Where a line holds "oranı", copy it.
Start of Input
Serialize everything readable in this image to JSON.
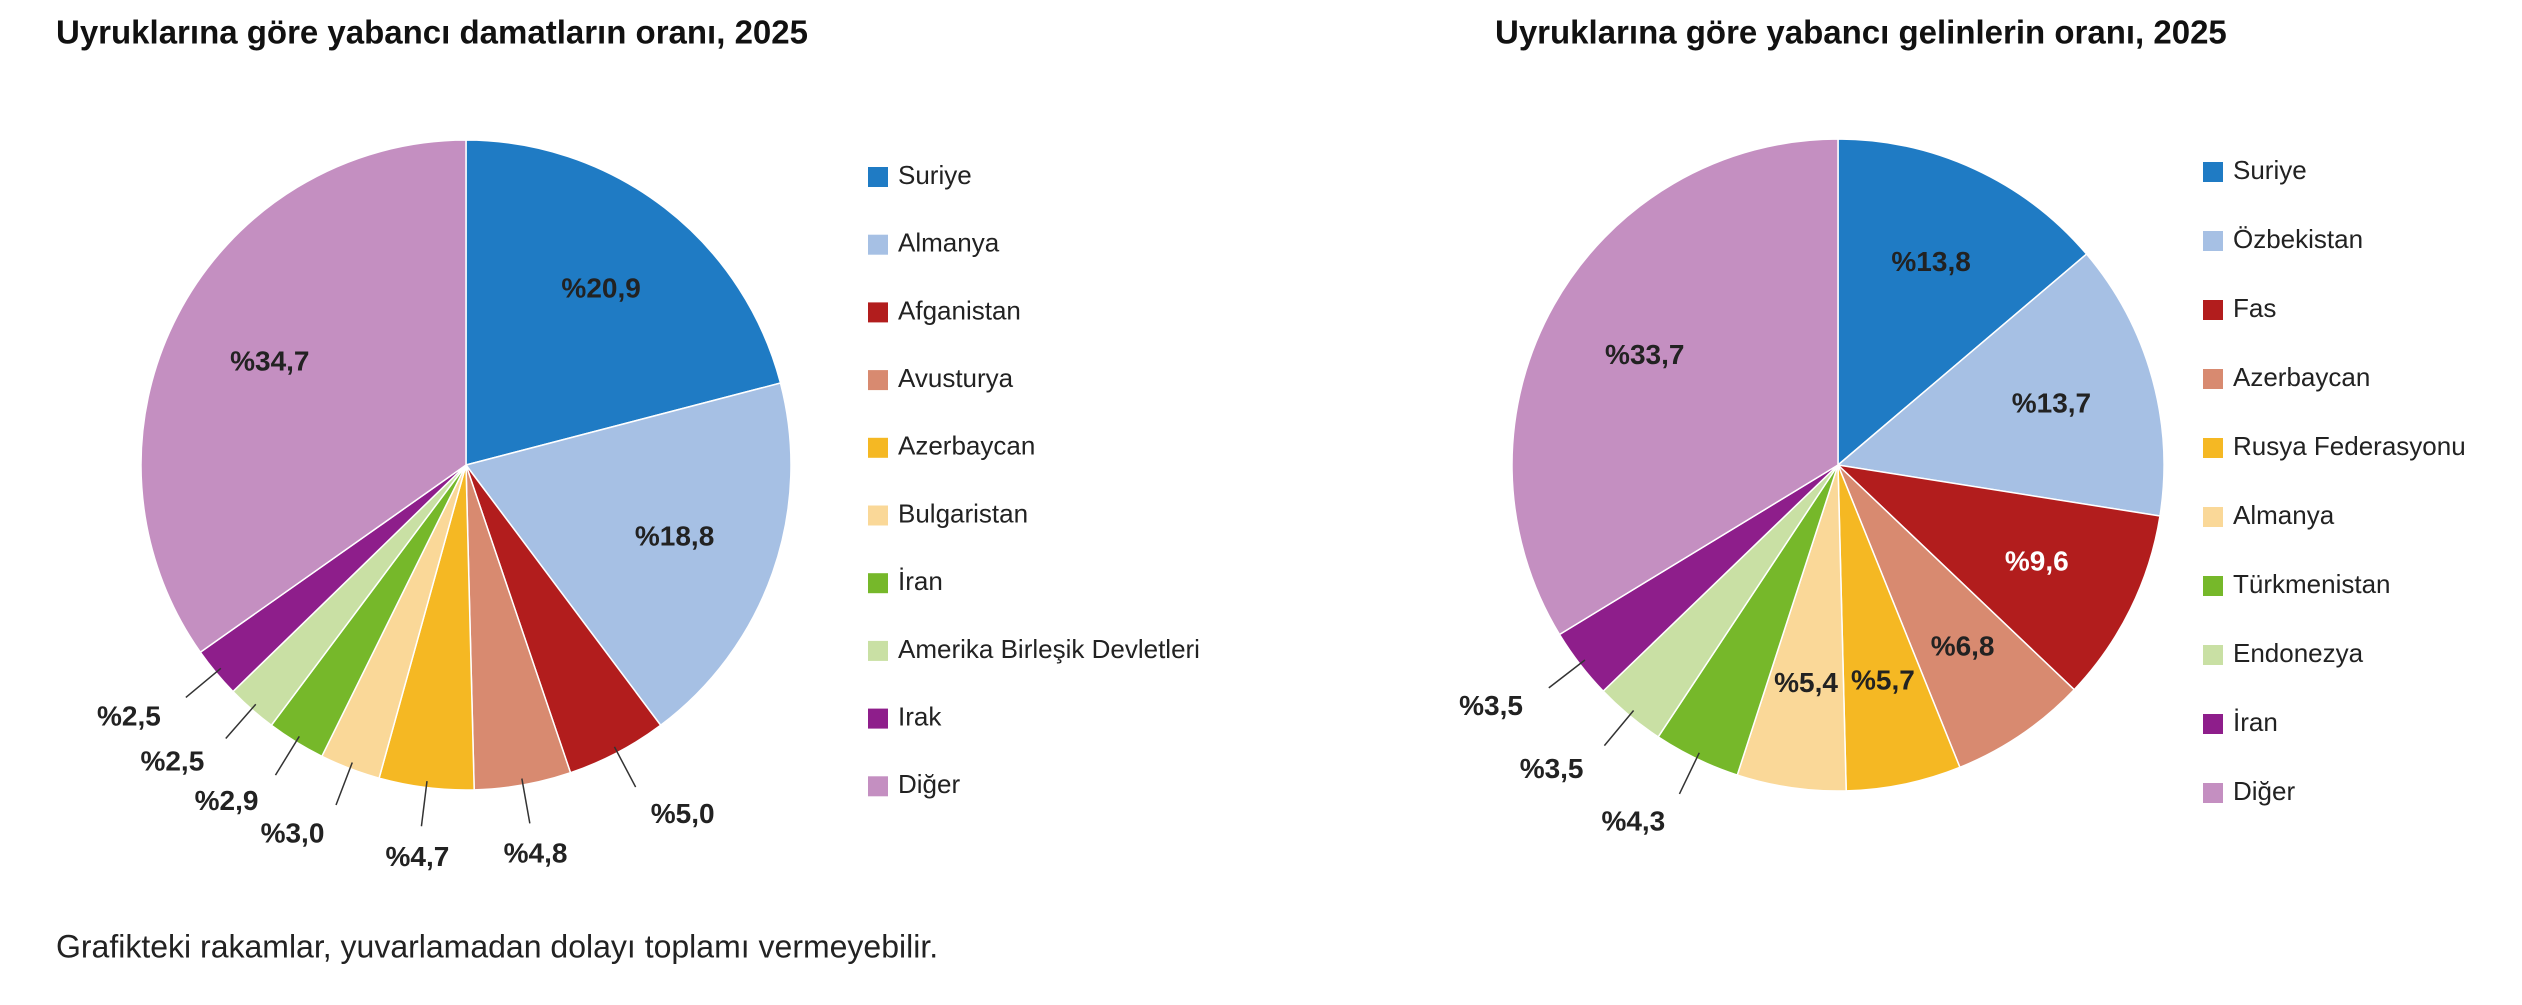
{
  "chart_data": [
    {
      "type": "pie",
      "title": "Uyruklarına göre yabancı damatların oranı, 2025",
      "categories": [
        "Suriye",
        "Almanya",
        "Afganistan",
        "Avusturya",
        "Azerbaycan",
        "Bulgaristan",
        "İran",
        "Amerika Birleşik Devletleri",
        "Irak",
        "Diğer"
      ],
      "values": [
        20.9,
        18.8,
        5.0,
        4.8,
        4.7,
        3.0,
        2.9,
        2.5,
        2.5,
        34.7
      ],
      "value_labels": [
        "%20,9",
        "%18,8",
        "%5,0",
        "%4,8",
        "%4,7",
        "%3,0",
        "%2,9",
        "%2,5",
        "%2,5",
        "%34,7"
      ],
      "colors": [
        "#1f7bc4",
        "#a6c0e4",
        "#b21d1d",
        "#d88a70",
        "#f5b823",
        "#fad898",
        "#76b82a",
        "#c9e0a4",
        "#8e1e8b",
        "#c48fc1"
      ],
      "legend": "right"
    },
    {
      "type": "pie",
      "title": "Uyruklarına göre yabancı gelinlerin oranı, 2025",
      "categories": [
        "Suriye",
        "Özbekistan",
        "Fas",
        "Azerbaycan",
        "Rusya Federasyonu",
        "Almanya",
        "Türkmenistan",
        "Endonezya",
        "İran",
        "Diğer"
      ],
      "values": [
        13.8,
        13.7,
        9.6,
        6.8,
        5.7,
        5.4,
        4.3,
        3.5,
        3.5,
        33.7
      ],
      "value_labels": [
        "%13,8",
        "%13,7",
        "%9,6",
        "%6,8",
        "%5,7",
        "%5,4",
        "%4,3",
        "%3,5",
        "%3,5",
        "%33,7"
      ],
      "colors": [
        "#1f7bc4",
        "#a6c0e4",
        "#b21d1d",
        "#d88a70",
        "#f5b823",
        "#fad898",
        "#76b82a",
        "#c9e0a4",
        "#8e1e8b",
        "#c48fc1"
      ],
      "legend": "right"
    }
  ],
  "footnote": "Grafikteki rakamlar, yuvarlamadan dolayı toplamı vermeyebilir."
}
End of Input
* **Exercise response**:
      "title": "Uyruklarına göre yabancı damatların oranı, 2025",
      "title": "Uyruklarına göre yabancı gelinlerin oranı, 2025",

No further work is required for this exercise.